EXERCISE
Look through the records that follow. Copy every line containing the word "attaccante".

RECORDS SHOWN
= = = = =

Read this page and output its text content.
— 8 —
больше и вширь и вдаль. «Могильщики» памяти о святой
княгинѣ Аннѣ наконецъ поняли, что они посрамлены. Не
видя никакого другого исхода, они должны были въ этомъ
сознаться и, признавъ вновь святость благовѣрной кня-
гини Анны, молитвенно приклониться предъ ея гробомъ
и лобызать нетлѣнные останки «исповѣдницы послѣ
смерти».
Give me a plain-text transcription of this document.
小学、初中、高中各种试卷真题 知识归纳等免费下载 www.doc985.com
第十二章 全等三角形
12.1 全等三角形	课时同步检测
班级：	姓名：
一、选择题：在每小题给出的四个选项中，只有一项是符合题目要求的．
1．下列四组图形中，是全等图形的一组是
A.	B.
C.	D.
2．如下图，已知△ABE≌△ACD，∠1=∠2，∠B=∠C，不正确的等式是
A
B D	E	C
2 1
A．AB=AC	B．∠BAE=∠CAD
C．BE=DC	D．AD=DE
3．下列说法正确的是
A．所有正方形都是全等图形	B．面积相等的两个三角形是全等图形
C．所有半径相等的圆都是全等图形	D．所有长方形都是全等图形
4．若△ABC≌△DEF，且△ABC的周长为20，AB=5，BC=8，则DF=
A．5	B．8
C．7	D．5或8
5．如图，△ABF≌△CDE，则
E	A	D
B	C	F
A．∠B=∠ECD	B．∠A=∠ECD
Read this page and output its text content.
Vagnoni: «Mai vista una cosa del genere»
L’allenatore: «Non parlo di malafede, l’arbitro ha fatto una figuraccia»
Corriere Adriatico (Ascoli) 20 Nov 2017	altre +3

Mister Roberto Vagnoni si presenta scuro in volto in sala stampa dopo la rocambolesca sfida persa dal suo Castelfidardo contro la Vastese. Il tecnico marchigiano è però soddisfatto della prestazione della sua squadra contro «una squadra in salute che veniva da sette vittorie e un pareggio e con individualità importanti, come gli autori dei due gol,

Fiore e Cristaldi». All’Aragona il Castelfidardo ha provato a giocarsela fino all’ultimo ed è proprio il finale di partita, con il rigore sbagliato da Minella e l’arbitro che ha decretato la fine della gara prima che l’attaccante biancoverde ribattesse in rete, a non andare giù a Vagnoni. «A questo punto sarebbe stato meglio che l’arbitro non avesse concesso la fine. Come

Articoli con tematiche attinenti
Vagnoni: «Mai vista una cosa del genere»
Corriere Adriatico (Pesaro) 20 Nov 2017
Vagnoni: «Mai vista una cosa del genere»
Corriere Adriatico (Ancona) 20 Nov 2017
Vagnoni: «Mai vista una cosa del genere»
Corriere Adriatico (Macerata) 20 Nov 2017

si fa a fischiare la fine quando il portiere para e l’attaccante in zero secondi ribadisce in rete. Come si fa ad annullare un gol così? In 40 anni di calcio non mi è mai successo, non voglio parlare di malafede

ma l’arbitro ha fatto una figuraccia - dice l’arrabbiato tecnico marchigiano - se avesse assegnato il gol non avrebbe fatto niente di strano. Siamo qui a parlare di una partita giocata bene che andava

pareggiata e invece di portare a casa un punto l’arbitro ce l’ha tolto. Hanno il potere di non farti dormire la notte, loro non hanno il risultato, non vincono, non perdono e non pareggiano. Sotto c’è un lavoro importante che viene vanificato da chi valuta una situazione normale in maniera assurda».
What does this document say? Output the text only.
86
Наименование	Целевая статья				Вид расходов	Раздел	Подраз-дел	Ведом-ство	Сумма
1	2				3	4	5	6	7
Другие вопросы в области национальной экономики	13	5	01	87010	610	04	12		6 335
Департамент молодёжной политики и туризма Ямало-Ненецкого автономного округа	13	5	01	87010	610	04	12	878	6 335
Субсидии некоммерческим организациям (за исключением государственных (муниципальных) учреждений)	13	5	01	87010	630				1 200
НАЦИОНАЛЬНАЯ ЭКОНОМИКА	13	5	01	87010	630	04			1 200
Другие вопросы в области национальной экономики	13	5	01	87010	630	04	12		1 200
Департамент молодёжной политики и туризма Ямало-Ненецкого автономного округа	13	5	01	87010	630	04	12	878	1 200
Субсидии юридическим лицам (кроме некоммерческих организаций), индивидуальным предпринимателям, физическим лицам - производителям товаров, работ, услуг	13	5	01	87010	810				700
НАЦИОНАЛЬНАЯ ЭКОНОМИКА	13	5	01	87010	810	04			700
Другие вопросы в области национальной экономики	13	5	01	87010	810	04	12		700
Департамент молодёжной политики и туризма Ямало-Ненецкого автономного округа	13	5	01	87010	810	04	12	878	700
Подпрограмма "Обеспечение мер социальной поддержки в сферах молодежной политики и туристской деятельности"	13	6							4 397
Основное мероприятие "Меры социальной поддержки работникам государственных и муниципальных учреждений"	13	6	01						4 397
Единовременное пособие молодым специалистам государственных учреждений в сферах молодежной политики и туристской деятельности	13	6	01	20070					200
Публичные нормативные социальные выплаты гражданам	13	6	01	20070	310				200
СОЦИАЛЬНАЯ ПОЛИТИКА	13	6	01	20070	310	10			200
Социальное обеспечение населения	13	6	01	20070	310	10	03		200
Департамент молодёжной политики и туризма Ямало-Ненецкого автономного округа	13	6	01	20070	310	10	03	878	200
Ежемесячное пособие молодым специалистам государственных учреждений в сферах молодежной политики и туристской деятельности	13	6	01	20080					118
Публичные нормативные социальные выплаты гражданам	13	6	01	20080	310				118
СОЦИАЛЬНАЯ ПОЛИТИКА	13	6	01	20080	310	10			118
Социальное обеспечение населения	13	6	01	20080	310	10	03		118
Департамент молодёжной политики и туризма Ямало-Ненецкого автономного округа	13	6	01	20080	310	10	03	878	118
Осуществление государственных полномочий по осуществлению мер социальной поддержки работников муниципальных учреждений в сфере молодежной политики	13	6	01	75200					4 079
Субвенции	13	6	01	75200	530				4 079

= = = = =

FINAL RESULT
Fiore e Cristaldi». All’Aragona il Castelfidardo ha provato a giocarsela fino all’ultimo ed è proprio il finale di partita, con il rigore sbagliato da Minella e l’arbitro che ha decretato la fine della gara prima che l’attaccante biancoverde ribattesse in rete, a non andare giù a Vagnoni. «A questo punto sarebbe stato meglio che l’arbitro non avesse concesso la fine. Come
si fa a fischiare la fine quando il portiere para e l’attaccante in zero secondi ribadisce in rete. Come si fa ad annullare un gol così? In 40 anni di calcio non mi è mai successo, non voglio parlare di malafede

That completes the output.